* WRITTEN EXERCISE
Pull out every line in the data that has the string "arrow" in it.

[Figure data in JSON]
◇ ◇ ◇ ◇

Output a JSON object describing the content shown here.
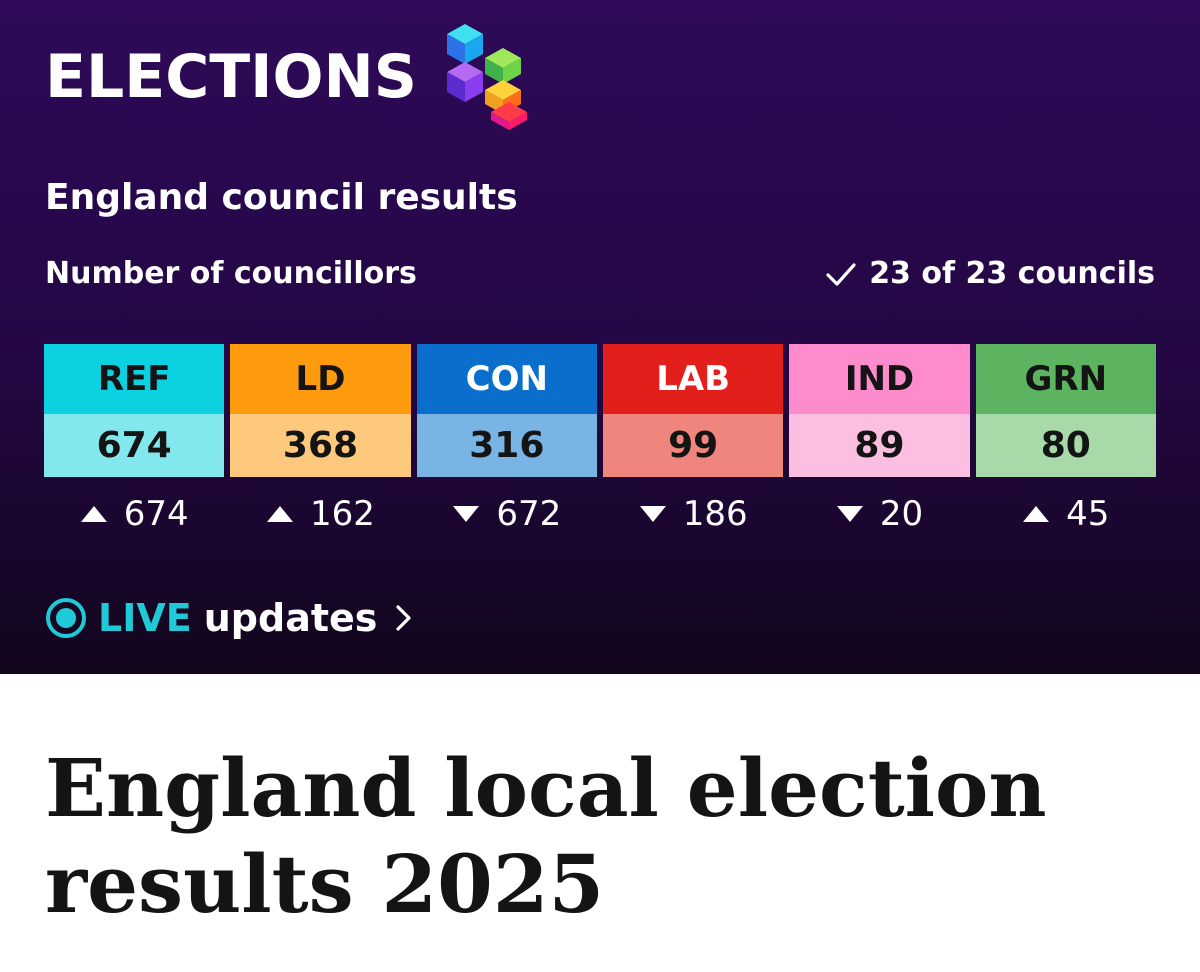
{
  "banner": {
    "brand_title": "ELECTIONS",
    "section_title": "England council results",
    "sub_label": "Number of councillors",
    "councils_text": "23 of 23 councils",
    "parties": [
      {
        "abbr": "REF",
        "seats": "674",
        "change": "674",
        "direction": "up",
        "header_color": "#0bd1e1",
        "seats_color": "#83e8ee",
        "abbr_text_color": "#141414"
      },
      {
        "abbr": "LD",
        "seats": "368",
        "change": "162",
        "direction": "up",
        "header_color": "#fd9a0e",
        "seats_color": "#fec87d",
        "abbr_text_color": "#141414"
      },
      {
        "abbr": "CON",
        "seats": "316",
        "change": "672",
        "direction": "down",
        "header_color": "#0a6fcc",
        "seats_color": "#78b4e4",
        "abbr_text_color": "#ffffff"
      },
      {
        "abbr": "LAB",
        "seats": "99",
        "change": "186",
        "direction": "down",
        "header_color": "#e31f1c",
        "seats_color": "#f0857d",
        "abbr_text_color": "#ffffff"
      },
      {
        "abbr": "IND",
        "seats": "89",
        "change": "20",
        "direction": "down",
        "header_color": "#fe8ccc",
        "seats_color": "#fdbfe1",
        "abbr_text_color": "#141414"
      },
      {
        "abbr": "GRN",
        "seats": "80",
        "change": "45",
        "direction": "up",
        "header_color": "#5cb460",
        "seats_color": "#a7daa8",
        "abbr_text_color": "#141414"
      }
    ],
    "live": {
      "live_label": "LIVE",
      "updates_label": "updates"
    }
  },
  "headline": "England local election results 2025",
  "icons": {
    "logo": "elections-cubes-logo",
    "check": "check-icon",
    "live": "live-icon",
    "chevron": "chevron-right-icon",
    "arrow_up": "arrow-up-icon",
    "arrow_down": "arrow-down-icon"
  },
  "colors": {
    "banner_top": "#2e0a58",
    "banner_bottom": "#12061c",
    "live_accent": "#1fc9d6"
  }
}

◇ ◇ ◇ ◇

* FULL ANSWER
    "arrow_up": "arrow-up-icon",
    "arrow_down": "arrow-down-icon"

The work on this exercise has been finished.